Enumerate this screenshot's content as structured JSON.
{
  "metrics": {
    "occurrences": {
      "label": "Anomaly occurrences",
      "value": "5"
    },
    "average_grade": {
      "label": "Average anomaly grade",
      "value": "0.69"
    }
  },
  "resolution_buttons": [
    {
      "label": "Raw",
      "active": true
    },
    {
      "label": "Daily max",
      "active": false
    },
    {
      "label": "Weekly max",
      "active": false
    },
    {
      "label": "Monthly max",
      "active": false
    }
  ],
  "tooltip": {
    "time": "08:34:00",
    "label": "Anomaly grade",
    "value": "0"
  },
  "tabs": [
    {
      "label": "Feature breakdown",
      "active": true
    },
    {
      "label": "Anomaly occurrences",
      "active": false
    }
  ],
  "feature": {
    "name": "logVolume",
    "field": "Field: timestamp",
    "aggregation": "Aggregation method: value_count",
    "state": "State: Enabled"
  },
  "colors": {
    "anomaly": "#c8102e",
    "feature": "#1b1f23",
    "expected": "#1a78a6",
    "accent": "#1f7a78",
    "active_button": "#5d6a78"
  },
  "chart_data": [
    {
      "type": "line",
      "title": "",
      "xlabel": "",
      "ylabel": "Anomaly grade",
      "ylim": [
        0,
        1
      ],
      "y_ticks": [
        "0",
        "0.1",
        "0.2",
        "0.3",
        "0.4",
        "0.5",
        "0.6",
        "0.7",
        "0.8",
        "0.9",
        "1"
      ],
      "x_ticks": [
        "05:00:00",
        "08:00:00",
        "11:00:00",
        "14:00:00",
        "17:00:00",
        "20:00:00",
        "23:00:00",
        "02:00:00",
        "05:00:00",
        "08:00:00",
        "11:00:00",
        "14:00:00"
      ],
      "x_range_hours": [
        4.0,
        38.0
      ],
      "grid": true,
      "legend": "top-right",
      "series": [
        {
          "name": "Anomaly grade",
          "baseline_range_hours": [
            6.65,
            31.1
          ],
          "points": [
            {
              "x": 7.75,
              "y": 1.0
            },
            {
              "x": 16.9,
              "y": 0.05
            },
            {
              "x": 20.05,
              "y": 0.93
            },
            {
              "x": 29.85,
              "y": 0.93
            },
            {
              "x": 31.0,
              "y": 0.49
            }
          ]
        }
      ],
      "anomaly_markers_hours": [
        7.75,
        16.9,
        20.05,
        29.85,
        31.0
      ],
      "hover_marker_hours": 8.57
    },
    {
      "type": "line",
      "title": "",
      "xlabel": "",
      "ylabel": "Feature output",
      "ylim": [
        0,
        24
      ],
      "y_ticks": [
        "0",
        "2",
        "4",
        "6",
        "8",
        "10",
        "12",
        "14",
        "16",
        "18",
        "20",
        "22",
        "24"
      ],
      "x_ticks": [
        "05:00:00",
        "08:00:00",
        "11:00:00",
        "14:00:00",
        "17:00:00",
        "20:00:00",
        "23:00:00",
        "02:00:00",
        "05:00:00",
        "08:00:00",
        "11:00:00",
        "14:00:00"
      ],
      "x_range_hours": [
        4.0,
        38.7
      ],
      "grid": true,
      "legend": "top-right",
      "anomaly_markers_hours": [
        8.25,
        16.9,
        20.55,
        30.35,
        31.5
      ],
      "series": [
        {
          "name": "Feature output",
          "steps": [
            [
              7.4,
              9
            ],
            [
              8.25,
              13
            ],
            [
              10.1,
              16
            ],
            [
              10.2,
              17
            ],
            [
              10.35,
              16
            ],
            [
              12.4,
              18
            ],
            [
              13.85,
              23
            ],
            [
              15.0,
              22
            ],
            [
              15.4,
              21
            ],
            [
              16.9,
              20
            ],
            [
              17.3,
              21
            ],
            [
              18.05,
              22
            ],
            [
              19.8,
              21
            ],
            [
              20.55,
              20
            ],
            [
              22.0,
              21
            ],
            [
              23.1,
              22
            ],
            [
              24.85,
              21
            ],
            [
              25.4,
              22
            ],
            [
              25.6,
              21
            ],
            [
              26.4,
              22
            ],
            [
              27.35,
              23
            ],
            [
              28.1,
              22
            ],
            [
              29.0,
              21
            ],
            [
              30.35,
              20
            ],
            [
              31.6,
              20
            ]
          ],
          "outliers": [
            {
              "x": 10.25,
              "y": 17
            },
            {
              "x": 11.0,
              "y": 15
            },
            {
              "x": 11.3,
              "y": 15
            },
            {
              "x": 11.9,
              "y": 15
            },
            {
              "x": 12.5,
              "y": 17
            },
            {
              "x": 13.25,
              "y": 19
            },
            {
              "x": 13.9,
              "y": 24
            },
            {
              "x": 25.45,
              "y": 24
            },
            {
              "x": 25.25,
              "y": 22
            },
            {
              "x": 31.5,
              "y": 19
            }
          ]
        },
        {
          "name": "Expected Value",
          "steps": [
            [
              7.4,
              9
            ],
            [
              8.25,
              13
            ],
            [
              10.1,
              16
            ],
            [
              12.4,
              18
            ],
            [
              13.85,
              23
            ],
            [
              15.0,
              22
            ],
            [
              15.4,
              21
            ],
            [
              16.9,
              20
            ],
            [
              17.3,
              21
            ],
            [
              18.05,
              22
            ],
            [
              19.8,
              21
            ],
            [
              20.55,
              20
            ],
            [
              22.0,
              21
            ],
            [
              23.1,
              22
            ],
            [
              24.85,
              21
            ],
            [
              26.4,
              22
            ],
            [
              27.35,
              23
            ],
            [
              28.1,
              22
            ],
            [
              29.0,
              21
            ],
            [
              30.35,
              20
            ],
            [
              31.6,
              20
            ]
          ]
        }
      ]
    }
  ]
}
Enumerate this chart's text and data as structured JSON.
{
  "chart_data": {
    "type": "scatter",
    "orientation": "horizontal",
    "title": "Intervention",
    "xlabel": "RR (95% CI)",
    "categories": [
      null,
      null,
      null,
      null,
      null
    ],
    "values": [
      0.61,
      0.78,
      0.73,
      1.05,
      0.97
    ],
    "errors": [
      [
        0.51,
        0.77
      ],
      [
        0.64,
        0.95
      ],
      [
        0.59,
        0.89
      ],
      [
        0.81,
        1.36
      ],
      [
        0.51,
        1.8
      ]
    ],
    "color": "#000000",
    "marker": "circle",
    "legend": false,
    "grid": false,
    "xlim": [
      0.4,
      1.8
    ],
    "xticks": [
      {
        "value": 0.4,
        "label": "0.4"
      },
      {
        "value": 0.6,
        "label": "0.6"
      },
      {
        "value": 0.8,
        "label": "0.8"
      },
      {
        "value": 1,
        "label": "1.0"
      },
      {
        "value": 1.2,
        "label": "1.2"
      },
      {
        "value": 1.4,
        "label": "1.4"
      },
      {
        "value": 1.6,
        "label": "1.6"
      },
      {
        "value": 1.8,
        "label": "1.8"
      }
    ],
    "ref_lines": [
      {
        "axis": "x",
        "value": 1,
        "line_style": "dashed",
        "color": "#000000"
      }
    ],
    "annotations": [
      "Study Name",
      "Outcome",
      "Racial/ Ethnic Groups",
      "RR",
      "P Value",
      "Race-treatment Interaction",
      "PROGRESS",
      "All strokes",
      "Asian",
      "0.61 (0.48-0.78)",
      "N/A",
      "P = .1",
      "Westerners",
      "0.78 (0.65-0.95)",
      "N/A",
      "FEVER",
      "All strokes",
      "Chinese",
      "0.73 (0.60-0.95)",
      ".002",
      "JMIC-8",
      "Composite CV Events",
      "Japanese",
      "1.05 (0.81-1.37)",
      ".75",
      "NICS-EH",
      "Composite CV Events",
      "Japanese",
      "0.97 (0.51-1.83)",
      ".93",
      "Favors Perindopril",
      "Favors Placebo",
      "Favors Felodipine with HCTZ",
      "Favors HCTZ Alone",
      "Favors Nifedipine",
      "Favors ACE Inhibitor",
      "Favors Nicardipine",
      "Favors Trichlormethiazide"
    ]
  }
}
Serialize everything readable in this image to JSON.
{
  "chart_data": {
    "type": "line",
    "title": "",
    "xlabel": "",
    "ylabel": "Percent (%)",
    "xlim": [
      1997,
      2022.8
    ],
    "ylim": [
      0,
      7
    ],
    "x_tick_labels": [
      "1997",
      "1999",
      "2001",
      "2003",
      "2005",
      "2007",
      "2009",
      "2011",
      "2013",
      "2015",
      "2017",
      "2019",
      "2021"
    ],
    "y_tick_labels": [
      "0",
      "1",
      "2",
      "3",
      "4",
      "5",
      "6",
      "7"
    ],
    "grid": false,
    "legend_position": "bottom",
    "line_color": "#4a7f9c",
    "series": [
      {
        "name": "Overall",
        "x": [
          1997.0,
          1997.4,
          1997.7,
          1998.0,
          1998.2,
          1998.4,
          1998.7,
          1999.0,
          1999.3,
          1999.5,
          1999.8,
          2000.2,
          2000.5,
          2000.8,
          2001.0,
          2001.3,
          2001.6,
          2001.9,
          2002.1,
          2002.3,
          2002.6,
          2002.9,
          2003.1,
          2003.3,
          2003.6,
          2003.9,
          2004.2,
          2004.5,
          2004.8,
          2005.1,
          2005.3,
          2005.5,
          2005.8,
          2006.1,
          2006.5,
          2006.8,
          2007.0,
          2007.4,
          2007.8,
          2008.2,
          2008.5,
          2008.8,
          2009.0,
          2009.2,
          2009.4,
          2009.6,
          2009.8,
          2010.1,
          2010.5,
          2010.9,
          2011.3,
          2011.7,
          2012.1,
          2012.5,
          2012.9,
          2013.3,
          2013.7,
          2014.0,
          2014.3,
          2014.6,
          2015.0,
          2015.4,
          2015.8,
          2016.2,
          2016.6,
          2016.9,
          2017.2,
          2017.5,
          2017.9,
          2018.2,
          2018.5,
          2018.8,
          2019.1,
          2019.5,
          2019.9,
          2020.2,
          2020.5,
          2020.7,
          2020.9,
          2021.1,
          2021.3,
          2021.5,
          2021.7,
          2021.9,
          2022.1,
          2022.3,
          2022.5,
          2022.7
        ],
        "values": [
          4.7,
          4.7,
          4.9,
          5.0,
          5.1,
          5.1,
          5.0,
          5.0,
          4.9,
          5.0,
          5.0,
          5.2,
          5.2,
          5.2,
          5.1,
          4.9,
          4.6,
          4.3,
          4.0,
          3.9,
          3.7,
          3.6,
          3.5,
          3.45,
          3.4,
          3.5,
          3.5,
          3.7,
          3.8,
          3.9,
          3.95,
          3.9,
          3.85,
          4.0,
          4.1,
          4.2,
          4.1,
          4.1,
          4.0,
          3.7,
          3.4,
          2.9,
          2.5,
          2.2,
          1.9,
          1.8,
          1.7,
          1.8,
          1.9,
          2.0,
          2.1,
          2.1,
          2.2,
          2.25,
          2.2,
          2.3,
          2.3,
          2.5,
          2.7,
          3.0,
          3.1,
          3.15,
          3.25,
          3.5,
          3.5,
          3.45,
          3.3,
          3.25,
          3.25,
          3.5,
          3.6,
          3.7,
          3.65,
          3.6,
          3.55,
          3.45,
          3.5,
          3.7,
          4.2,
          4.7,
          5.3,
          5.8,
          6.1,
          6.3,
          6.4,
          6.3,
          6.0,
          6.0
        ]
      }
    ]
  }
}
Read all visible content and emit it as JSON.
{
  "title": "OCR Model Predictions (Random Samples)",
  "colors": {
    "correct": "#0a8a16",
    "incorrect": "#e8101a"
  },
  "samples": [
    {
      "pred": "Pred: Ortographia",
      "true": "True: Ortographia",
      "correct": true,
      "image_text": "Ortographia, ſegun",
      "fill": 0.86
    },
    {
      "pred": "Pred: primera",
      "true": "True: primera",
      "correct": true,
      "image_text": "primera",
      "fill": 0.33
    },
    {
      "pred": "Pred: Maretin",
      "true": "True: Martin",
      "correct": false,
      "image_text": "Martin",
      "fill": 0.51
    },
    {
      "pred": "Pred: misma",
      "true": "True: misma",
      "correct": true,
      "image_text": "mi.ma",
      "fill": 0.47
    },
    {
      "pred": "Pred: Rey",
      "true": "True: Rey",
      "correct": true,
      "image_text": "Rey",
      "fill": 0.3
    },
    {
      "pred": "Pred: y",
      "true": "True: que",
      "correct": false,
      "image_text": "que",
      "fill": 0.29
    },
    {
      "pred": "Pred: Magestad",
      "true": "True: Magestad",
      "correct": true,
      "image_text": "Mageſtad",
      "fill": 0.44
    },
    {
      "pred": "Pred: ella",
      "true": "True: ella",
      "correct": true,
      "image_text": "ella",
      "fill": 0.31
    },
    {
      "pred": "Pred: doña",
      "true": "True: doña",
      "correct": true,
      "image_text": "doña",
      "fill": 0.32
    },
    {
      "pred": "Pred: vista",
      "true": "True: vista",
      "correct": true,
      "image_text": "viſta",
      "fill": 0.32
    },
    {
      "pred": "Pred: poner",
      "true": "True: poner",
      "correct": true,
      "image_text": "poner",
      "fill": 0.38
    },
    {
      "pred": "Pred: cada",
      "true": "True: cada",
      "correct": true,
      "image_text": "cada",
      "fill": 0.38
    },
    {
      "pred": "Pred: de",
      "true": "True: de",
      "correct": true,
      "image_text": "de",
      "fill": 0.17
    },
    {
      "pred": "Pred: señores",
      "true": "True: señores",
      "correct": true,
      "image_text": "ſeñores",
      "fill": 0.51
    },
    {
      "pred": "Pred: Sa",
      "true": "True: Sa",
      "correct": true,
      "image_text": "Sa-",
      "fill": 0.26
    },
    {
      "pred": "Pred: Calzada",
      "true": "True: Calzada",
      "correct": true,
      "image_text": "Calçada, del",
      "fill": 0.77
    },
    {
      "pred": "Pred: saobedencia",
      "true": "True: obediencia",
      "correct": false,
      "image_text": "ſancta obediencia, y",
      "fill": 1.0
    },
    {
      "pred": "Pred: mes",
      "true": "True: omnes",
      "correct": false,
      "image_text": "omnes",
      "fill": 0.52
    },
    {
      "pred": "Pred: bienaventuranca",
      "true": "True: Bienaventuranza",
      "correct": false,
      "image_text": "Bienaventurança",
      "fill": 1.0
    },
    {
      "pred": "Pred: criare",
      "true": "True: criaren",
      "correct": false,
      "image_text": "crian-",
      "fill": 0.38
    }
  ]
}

→ What is required: Filter the listing above for the string "title" and copy every matching line.

→ Response to the task:
      "title": "",
      "title": "",
    "title": "Intervention",
    "title": "",
  "title": "OCR Model Predictions (Random Samples)",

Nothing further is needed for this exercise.